Data shown –
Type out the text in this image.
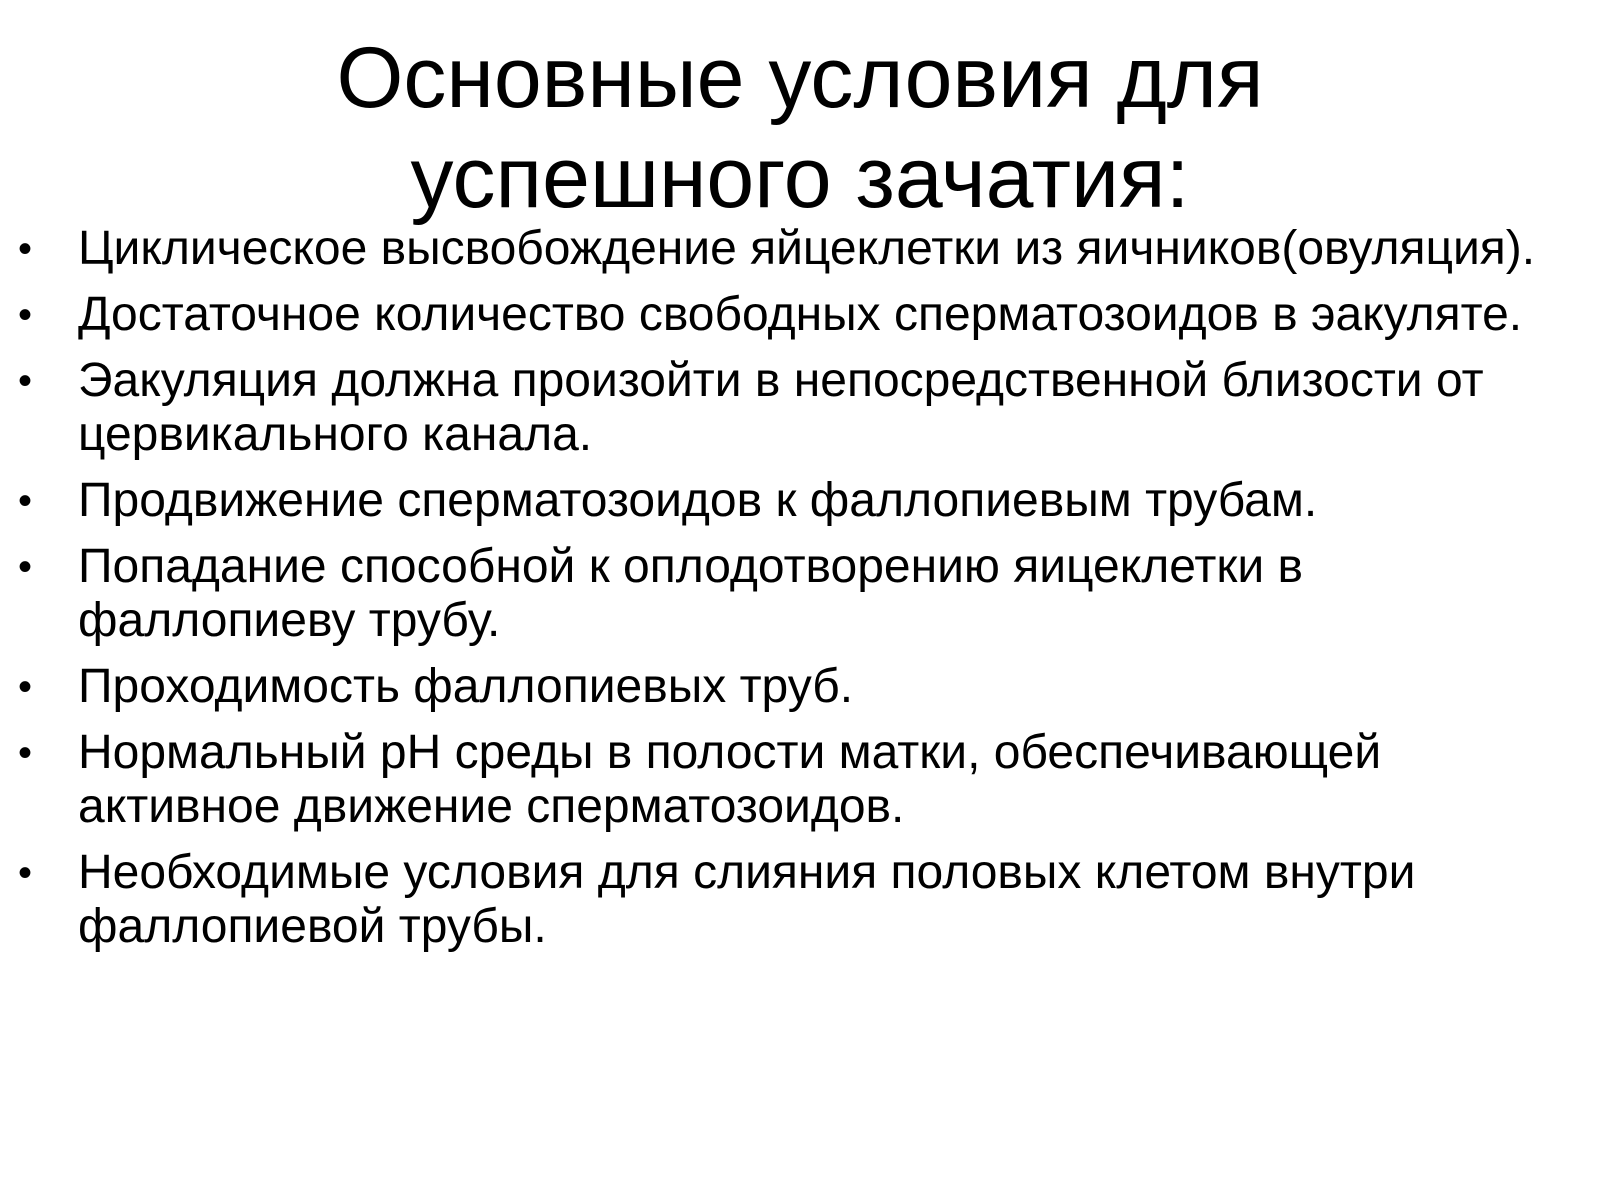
Основные условия для
успешного зачатия:
• Циклическое высвобождение яйцеклетки из яичников(овуляция).
• Достаточное количество свободных сперматозоидов в эакуляте.
• Эакуляция должна произойти в непосредственной близости от цервикального канала.
• Продвижение сперматозоидов к фаллопиевым трубам.
• Попадание способной к оплодотворению яицеклетки в фаллопиеву трубу.
• Проходимость фаллопиевых труб.
• Нормальный pH среды в полости матки, обеспечивающей активное движение сперматозоидов.
• Необходимые условия для слияния половых клетом внутри фаллопиевой трубы.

Given exercise – Each entry above should be reproduced exactly, with the pictures removed.

Completed exercise –
Type out the text in this image.
Основные условия для
успешного зачатия:
• Циклическое высвобождение яйцеклетки из яичников(овуляция).
• Достаточное количество свободных сперматозоидов в эакуляте.
• Эакуляция должна произойти в непосредственной близости от цервикального канала.
• Продвижение сперматозоидов к фаллопиевым трубам.
• Попадание способной к оплодотворению яицеклетки в фаллопиеву трубу.
• Проходимость фаллопиевых труб.
• Нормальный pH среды в полости матки, обеспечивающей активное движение сперматозоидов.
• Необходимые условия для слияния половых клетом внутри фаллопиевой трубы.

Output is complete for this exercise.